### Dataset records
● ● ● ● ● ● ●

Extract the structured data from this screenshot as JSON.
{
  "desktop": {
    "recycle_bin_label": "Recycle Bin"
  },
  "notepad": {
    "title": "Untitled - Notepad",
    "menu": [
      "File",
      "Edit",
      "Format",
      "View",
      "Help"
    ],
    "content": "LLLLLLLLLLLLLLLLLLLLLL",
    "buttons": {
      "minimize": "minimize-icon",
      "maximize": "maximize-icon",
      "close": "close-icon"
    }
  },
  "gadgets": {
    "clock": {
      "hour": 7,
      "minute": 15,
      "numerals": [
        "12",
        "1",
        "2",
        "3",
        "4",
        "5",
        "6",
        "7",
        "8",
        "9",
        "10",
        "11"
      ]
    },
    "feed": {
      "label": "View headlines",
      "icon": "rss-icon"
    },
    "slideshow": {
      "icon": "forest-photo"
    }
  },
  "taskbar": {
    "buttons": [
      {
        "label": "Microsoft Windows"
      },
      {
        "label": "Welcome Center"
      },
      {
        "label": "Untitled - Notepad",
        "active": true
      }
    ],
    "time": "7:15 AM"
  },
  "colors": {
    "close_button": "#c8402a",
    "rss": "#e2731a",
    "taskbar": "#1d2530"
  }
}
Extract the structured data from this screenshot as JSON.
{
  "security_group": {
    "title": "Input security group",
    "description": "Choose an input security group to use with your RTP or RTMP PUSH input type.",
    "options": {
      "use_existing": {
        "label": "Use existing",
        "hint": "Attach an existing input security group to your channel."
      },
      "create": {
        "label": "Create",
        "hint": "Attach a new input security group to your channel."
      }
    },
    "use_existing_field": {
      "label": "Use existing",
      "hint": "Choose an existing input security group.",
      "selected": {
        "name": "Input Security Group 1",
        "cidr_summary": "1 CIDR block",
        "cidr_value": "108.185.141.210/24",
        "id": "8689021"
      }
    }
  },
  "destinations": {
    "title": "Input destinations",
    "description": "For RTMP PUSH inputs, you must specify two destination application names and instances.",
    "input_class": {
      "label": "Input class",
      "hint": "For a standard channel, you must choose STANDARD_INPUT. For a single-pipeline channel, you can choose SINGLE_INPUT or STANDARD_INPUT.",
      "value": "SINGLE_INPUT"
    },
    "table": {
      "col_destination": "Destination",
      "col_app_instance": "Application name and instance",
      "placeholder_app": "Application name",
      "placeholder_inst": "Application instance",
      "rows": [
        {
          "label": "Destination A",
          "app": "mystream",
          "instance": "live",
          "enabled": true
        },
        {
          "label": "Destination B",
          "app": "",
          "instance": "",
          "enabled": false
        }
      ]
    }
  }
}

● ● ● ● ● ● ●

### The exercise
In the records above, find each line with the word "destinations" and copy it.

### Output
  "destinations": {
    "title": "Input destinations",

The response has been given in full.